# Given task
Drop the images; return everything else in the listing below exactly.

※

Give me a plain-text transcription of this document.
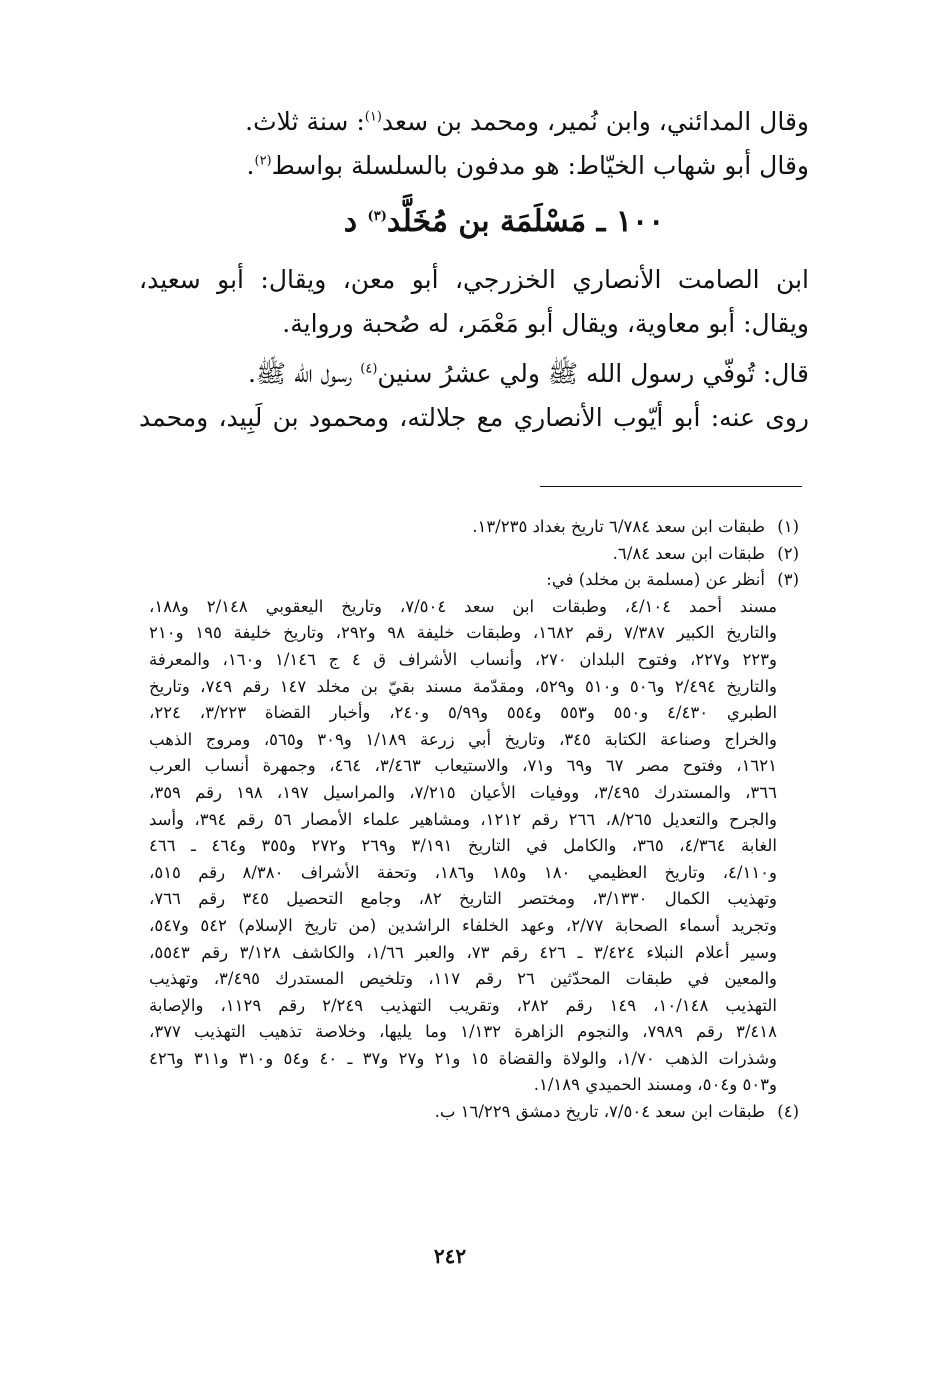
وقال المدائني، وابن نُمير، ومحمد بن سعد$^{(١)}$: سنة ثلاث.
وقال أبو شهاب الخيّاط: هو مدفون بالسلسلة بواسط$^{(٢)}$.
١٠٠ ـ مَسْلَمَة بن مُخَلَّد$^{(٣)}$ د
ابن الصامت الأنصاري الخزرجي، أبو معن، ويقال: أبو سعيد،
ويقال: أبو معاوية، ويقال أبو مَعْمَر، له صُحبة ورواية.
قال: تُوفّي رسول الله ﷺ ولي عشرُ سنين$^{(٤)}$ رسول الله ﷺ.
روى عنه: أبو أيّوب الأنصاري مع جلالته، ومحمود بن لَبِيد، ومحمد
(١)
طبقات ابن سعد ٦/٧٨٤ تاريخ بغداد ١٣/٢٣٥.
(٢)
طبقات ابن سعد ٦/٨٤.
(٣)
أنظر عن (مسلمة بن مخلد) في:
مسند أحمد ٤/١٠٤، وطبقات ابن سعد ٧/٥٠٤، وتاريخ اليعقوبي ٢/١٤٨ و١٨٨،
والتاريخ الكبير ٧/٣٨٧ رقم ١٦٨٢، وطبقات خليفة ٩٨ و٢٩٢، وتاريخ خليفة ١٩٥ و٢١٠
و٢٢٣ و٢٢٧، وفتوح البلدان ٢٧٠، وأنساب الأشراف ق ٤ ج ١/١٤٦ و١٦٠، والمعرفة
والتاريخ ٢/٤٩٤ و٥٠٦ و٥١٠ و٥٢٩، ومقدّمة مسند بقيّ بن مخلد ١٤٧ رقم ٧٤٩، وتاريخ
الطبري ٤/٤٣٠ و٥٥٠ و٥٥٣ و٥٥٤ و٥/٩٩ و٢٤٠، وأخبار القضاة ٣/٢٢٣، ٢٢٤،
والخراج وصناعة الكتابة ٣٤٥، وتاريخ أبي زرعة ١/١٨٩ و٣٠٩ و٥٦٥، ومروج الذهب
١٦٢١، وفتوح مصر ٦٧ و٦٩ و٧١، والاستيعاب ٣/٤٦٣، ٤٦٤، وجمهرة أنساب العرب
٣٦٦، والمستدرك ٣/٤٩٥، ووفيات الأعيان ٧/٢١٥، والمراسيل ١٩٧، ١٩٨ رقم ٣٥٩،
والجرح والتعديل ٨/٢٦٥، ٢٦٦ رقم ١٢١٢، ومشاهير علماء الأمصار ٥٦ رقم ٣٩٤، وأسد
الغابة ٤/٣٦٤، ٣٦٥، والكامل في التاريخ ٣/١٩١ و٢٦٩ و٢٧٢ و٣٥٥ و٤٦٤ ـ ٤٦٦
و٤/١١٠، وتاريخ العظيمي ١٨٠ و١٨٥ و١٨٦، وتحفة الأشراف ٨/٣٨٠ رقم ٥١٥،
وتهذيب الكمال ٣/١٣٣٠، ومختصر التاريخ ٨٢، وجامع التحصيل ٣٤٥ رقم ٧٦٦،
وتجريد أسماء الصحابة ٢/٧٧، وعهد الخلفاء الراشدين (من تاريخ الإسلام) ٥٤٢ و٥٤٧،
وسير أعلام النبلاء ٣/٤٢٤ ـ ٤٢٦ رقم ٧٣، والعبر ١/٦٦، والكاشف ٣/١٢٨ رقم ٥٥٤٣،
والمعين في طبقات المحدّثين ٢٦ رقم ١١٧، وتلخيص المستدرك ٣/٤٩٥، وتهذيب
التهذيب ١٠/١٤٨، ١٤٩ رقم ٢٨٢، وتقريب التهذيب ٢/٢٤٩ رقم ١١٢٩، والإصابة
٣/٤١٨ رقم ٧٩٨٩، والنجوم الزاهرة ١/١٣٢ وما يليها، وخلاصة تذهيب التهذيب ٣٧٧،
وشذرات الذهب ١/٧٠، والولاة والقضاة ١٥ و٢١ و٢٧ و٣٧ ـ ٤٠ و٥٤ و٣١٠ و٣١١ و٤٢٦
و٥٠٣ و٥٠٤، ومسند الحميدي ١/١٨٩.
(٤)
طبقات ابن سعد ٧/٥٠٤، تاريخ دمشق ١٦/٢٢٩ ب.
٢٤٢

※

# Result for this task
Give me a plain-text transcription of this document.
وقال المدائني، وابن نُمير، ومحمد بن سعد$^{(١)}$: سنة ثلاث.
وقال أبو شهاب الخيّاط: هو مدفون بالسلسلة بواسط$^{(٢)}$.
١٠٠ ـ مَسْلَمَة بن مُخَلَّد$^{(٣)}$ د
ابن الصامت الأنصاري الخزرجي، أبو معن، ويقال: أبو سعيد،
ويقال: أبو معاوية، ويقال أبو مَعْمَر، له صُحبة ورواية.
قال: تُوفّي رسول الله ﷺ ولي عشرُ سنين$^{(٤)}$ رسول الله ﷺ.
روى عنه: أبو أيّوب الأنصاري مع جلالته، ومحمود بن لَبِيد، ومحمد
(١)
طبقات ابن سعد ٦/٧٨٤ تاريخ بغداد ١٣/٢٣٥.
(٢)
طبقات ابن سعد ٦/٨٤.
(٣)
أنظر عن (مسلمة بن مخلد) في:
مسند أحمد ٤/١٠٤، وطبقات ابن سعد ٧/٥٠٤، وتاريخ اليعقوبي ٢/١٤٨ و١٨٨،
والتاريخ الكبير ٧/٣٨٧ رقم ١٦٨٢، وطبقات خليفة ٩٨ و٢٩٢، وتاريخ خليفة ١٩٥ و٢١٠
و٢٢٣ و٢٢٧، وفتوح البلدان ٢٧٠، وأنساب الأشراف ق ٤ ج ١/١٤٦ و١٦٠، والمعرفة
والتاريخ ٢/٤٩٤ و٥٠٦ و٥١٠ و٥٢٩، ومقدّمة مسند بقيّ بن مخلد ١٤٧ رقم ٧٤٩، وتاريخ
الطبري ٤/٤٣٠ و٥٥٠ و٥٥٣ و٥٥٤ و٥/٩٩ و٢٤٠، وأخبار القضاة ٣/٢٢٣، ٢٢٤،
والخراج وصناعة الكتابة ٣٤٥، وتاريخ أبي زرعة ١/١٨٩ و٣٠٩ و٥٦٥، ومروج الذهب
١٦٢١، وفتوح مصر ٦٧ و٦٩ و٧١، والاستيعاب ٣/٤٦٣، ٤٦٤، وجمهرة أنساب العرب
٣٦٦، والمستدرك ٣/٤٩٥، ووفيات الأعيان ٧/٢١٥، والمراسيل ١٩٧، ١٩٨ رقم ٣٥٩،
والجرح والتعديل ٨/٢٦٥، ٢٦٦ رقم ١٢١٢، ومشاهير علماء الأمصار ٥٦ رقم ٣٩٤، وأسد
الغابة ٤/٣٦٤، ٣٦٥، والكامل في التاريخ ٣/١٩١ و٢٦٩ و٢٧٢ و٣٥٥ و٤٦٤ ـ ٤٦٦
و٤/١١٠، وتاريخ العظيمي ١٨٠ و١٨٥ و١٨٦، وتحفة الأشراف ٨/٣٨٠ رقم ٥١٥،
وتهذيب الكمال ٣/١٣٣٠، ومختصر التاريخ ٨٢، وجامع التحصيل ٣٤٥ رقم ٧٦٦،
وتجريد أسماء الصحابة ٢/٧٧، وعهد الخلفاء الراشدين (من تاريخ الإسلام) ٥٤٢ و٥٤٧،
وسير أعلام النبلاء ٣/٤٢٤ ـ ٤٢٦ رقم ٧٣، والعبر ١/٦٦، والكاشف ٣/١٢٨ رقم ٥٥٤٣،
والمعين في طبقات المحدّثين ٢٦ رقم ١١٧، وتلخيص المستدرك ٣/٤٩٥، وتهذيب
التهذيب ١٠/١٤٨، ١٤٩ رقم ٢٨٢، وتقريب التهذيب ٢/٢٤٩ رقم ١١٢٩، والإصابة
٣/٤١٨ رقم ٧٩٨٩، والنجوم الزاهرة ١/١٣٢ وما يليها، وخلاصة تذهيب التهذيب ٣٧٧،
وشذرات الذهب ١/٧٠، والولاة والقضاة ١٥ و٢١ و٢٧ و٣٧ ـ ٤٠ و٥٤ و٣١٠ و٣١١ و٤٢٦
و٥٠٣ و٥٠٤، ومسند الحميدي ١/١٨٩.
(٤)
طبقات ابن سعد ٧/٥٠٤، تاريخ دمشق ١٦/٢٢٩ ب.
٢٤٢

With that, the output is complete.